_RECORDED DATA_
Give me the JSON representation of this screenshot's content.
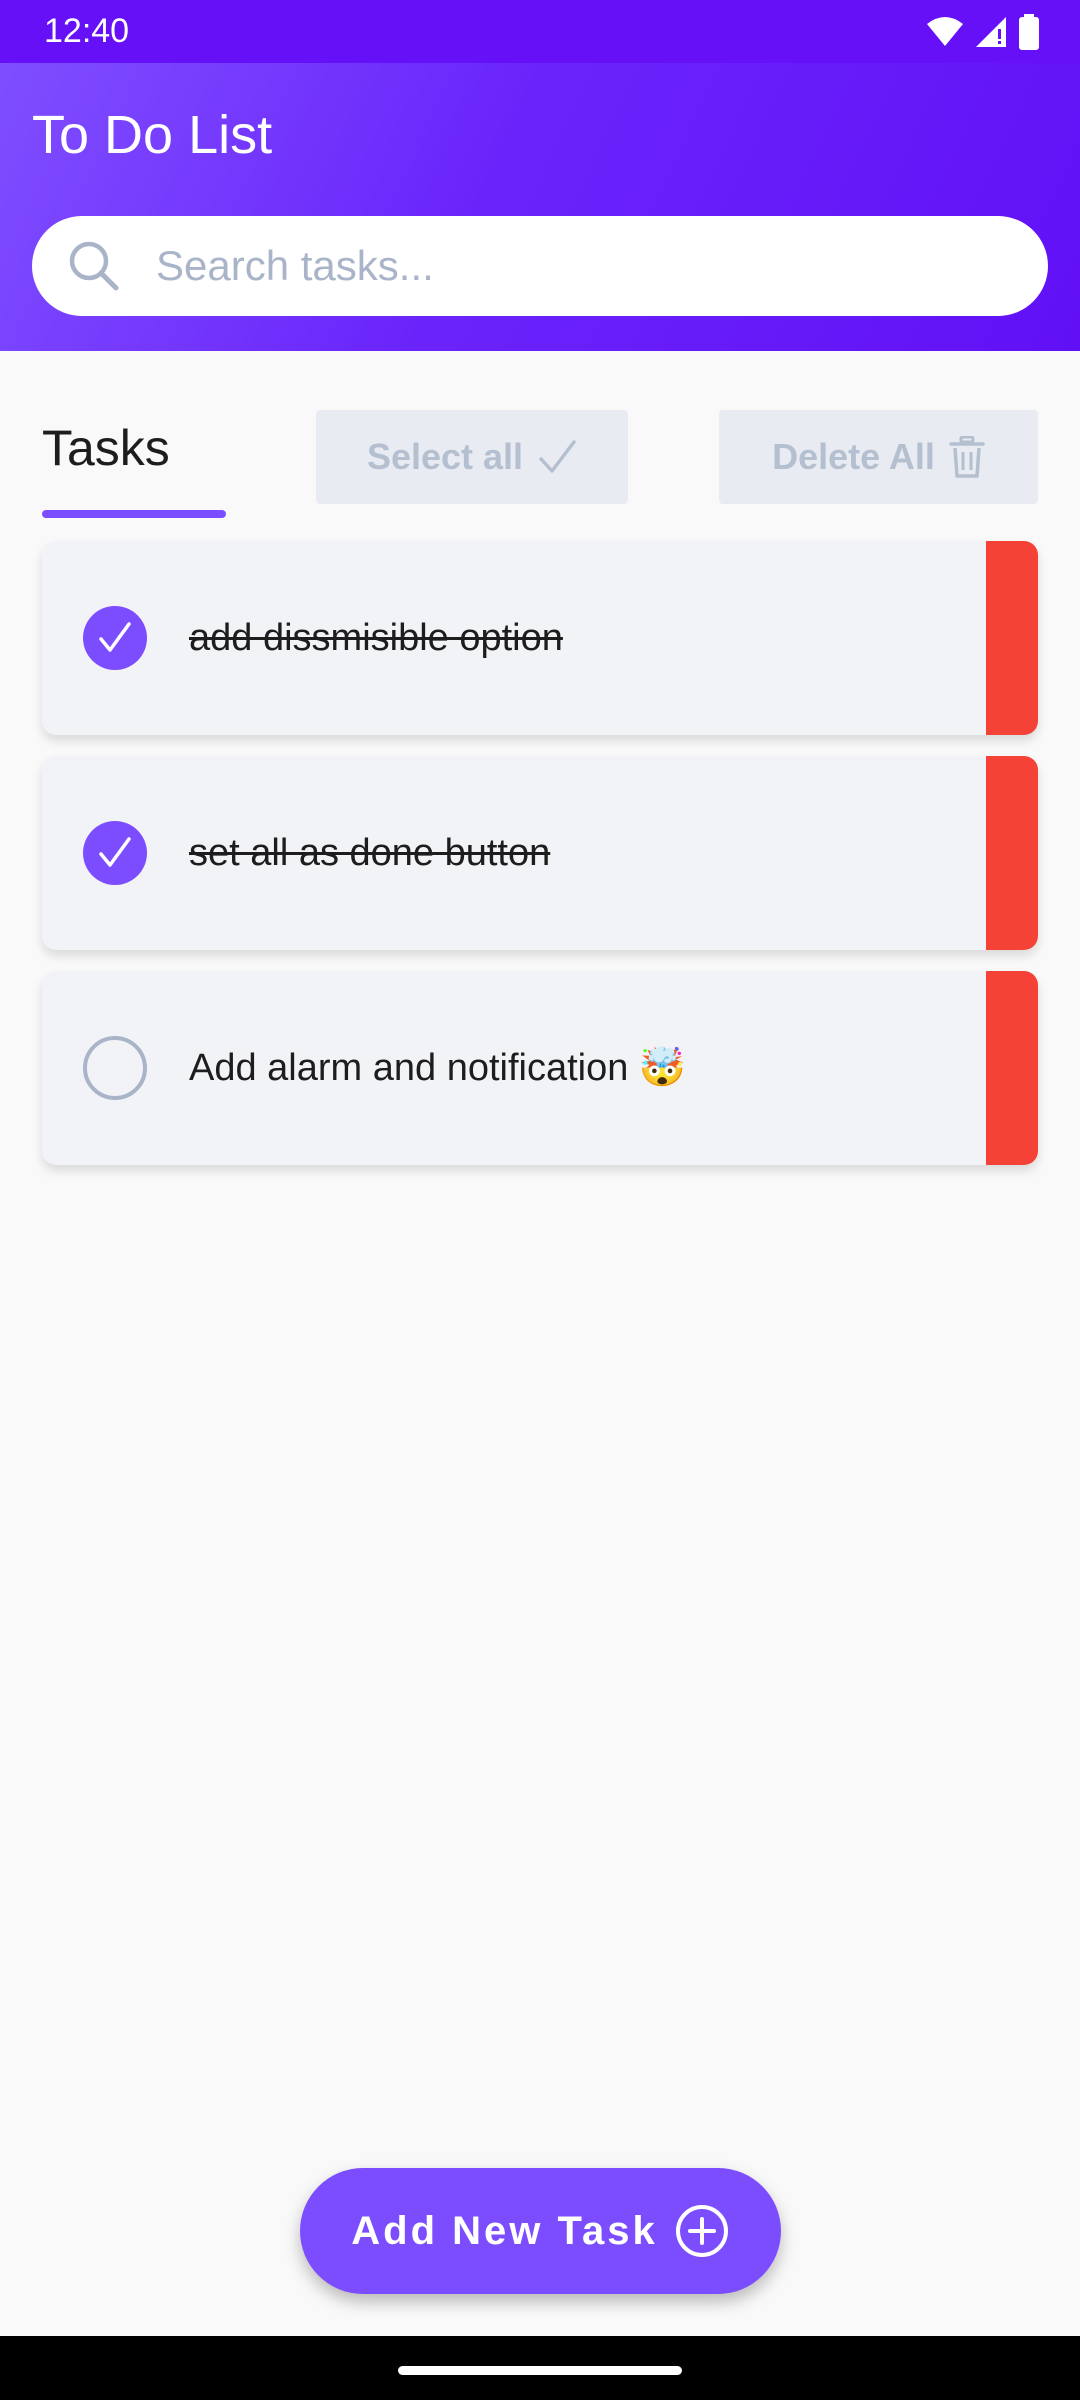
{
  "status_bar": {
    "time": "12:40",
    "icons": [
      "wifi-icon",
      "cell-signal-icon",
      "battery-icon"
    ]
  },
  "header": {
    "title": "To Do List",
    "search": {
      "placeholder": "Search tasks...",
      "value": ""
    }
  },
  "tabs": [
    {
      "label": "Tasks",
      "active": true
    }
  ],
  "actions": {
    "select_all_label": "Select all",
    "select_all_icon": "checkmark-icon",
    "delete_all_label": "Delete All",
    "delete_all_icon": "trash-icon"
  },
  "tasks": [
    {
      "text": "add dissmisible option",
      "done": true
    },
    {
      "text": "set all as done button",
      "done": true
    },
    {
      "text": "Add alarm and notification 🤯",
      "done": false
    }
  ],
  "fab": {
    "label": "Add New Task",
    "icon": "plus-circle-icon"
  },
  "colors": {
    "accent": "#7c4dff",
    "header_dark": "#6110f6",
    "delete_stripe": "#f44336",
    "muted": "#b4bfd0"
  }
}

_DO THIS_
Return each line where "done" shows up.

_FINISHED EXERCISE_
      "done": true
      "text": "set all as done button",
      "done": true
      "done": false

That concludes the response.